WRITTEN TASK — Check each line of the records for "продукты"; collect those that have it.

---

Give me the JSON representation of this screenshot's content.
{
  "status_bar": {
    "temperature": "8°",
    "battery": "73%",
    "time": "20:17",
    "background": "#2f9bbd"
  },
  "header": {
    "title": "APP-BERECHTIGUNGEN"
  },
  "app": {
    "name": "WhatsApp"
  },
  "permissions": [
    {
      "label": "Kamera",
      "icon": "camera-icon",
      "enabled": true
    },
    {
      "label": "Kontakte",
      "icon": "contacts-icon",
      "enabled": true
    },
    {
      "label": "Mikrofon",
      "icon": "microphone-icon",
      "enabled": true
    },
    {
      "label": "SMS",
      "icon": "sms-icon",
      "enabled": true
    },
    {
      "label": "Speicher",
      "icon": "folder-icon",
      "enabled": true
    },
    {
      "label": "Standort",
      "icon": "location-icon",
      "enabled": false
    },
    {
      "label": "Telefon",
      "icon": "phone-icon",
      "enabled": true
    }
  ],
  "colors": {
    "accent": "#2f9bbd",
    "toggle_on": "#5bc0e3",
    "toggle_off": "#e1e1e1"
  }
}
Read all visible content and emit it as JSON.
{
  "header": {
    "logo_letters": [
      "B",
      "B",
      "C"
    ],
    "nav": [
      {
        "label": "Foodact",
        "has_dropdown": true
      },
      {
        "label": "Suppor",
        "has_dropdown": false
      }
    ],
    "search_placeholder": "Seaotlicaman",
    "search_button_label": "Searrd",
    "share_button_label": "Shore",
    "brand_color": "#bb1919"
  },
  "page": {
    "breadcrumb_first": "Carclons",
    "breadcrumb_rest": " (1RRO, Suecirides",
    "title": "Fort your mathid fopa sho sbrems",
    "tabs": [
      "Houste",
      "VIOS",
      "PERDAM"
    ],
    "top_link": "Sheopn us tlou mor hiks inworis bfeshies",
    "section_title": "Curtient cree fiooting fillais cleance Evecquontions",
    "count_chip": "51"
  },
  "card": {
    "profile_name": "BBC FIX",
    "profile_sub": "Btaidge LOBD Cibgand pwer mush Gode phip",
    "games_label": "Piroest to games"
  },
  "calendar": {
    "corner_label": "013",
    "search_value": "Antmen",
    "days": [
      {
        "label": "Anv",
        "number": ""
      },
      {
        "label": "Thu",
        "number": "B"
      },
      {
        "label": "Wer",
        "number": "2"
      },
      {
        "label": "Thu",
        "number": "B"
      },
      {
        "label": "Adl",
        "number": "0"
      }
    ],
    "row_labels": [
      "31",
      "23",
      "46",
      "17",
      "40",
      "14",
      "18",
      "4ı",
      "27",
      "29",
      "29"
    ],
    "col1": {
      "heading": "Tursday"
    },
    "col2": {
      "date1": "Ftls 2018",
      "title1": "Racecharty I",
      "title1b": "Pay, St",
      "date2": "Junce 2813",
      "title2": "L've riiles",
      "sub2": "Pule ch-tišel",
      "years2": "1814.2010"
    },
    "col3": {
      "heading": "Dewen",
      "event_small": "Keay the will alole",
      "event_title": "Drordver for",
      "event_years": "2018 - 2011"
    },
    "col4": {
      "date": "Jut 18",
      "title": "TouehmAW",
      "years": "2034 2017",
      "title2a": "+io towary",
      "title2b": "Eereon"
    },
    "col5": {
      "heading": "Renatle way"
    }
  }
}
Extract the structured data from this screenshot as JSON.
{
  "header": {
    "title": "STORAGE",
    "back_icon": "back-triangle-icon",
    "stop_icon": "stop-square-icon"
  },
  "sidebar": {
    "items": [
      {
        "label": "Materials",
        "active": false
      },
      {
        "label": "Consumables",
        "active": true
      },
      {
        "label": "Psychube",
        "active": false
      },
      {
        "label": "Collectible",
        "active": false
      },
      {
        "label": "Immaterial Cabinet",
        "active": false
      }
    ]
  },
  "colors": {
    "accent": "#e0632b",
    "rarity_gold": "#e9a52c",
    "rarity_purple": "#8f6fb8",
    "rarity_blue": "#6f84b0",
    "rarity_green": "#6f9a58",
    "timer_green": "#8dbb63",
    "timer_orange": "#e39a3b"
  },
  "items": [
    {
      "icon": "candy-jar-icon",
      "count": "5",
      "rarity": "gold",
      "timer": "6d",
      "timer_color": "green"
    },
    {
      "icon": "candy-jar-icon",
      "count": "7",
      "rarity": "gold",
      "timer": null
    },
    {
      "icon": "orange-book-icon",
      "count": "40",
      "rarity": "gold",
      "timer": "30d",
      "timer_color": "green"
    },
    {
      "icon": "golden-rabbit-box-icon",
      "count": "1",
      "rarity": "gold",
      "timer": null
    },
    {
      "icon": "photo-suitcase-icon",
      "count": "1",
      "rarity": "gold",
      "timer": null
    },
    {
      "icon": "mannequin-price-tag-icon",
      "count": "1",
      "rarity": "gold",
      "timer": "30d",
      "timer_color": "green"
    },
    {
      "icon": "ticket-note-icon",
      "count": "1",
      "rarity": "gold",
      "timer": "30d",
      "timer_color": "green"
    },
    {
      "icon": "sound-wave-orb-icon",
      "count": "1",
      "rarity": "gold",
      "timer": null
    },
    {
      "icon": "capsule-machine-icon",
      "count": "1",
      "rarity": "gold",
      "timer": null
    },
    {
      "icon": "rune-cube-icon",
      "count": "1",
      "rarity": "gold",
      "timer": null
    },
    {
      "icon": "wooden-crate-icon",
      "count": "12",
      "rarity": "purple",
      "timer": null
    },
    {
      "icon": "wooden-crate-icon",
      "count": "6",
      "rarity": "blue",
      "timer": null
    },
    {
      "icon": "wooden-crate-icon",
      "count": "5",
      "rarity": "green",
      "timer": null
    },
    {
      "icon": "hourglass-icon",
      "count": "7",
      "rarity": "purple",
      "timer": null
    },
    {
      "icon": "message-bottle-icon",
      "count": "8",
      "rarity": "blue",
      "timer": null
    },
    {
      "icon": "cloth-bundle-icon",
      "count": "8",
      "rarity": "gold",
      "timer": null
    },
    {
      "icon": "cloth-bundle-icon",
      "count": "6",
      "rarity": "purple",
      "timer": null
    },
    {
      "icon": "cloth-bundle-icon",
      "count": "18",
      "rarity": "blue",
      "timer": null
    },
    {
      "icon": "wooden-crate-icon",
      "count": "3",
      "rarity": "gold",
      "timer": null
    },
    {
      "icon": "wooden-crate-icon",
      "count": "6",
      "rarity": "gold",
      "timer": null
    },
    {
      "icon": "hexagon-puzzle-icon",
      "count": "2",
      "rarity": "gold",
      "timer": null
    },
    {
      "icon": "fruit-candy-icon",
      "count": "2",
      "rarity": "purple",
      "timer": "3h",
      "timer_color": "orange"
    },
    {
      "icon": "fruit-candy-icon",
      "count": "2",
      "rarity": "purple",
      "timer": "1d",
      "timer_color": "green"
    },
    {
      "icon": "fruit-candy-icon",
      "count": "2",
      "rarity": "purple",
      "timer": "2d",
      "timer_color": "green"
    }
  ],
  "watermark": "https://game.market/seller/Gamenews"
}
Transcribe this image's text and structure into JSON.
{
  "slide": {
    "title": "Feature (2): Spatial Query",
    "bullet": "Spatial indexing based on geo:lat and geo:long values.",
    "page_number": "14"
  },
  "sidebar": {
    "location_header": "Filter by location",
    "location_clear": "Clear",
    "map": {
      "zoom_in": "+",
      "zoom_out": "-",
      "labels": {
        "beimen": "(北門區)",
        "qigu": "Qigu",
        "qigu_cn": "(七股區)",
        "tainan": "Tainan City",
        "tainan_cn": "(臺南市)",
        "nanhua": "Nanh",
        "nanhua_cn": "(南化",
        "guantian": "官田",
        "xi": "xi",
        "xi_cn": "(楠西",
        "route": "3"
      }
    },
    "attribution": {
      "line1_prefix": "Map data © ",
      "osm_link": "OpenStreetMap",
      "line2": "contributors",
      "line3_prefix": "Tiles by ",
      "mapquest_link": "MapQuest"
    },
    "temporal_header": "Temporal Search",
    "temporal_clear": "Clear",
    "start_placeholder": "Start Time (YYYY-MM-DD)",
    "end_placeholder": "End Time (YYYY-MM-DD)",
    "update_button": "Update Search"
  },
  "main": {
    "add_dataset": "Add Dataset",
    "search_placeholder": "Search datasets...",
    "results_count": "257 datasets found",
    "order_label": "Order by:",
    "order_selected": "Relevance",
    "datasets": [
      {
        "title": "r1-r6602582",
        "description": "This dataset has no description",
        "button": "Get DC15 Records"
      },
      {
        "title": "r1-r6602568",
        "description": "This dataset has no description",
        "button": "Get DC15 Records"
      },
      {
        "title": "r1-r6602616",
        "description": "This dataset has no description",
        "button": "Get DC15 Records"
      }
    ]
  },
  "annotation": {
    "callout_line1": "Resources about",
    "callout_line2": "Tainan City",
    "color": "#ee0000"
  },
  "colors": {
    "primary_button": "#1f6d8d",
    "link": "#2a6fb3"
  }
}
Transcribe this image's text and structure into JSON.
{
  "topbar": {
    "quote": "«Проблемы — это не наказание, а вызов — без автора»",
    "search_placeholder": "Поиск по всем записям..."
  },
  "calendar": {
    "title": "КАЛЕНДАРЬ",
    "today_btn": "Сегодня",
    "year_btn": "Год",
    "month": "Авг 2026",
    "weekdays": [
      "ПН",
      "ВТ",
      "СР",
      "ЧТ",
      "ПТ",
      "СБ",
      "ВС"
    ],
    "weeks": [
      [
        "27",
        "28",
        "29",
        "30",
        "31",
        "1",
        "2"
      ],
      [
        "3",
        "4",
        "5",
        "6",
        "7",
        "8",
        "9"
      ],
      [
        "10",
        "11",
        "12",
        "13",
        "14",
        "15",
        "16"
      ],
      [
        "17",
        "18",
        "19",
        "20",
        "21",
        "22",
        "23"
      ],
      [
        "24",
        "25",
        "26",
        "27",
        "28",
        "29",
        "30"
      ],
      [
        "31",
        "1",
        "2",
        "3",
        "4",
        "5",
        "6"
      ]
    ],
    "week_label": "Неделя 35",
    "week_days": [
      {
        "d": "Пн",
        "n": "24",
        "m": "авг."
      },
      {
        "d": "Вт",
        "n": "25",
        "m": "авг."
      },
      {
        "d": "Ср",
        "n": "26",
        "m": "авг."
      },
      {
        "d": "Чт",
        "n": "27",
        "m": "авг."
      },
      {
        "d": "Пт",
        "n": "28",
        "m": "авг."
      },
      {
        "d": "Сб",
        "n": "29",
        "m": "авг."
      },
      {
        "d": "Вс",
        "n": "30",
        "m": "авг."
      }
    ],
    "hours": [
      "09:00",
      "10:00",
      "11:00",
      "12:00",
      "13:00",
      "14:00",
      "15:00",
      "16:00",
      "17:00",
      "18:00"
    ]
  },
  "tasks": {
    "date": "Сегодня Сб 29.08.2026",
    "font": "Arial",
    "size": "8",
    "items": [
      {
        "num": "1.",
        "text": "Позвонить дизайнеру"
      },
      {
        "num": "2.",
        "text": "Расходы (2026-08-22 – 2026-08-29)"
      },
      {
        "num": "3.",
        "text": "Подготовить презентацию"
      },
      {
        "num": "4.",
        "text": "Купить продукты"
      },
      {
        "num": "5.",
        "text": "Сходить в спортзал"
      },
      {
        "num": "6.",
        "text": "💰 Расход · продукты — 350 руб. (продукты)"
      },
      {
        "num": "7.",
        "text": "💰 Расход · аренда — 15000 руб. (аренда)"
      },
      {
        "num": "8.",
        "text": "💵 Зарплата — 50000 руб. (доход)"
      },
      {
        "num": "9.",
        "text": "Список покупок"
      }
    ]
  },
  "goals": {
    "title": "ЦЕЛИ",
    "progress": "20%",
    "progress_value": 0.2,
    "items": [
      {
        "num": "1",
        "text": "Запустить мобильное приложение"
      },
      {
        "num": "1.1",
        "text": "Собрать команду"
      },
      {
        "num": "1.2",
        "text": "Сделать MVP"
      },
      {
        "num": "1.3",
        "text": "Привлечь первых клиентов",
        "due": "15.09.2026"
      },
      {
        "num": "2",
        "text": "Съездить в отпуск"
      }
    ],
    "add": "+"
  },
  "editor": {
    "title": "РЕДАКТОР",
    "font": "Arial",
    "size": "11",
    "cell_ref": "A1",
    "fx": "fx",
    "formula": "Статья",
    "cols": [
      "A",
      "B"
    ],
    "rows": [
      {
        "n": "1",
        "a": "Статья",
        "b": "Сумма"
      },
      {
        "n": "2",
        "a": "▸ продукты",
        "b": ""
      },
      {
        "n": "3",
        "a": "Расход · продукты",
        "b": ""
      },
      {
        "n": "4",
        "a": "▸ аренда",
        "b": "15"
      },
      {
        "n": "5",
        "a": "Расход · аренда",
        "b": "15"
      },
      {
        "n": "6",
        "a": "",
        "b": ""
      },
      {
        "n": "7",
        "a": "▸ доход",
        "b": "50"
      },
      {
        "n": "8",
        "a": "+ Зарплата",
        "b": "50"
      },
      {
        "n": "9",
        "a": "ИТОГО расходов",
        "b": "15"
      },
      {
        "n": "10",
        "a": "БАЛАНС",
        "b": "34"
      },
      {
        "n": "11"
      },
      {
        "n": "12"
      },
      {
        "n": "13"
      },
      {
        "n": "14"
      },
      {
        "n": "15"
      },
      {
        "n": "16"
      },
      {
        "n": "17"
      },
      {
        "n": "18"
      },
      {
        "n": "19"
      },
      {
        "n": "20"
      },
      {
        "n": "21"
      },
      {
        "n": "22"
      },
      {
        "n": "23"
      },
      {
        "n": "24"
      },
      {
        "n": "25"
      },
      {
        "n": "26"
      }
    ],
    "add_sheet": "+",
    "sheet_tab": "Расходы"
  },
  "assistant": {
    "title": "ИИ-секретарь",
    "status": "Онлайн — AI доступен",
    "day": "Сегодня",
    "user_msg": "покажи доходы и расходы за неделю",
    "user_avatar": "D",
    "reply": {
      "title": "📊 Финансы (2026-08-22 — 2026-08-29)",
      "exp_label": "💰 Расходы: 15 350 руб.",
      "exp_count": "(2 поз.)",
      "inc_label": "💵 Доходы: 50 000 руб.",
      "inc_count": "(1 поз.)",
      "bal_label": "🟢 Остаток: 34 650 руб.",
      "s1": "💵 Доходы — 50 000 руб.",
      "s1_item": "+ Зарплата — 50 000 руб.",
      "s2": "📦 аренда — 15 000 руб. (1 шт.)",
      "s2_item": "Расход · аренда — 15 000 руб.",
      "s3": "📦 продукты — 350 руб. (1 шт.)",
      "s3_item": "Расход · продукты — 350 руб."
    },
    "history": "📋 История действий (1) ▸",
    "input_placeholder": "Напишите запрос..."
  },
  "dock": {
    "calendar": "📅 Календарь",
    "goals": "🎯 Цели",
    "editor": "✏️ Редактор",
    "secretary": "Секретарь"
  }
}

---

IN RESPONSE —
        "text": "Купить продукты"
        "text": "💰 Расход · продукты — 350 руб. (продукты)"
        "a": "▸ продукты",
        "a": "Расход · продукты",
      "s3": "📦 продукты — 350 руб. (1 шт.)",
      "s3_item": "Расход · продукты — 350 руб."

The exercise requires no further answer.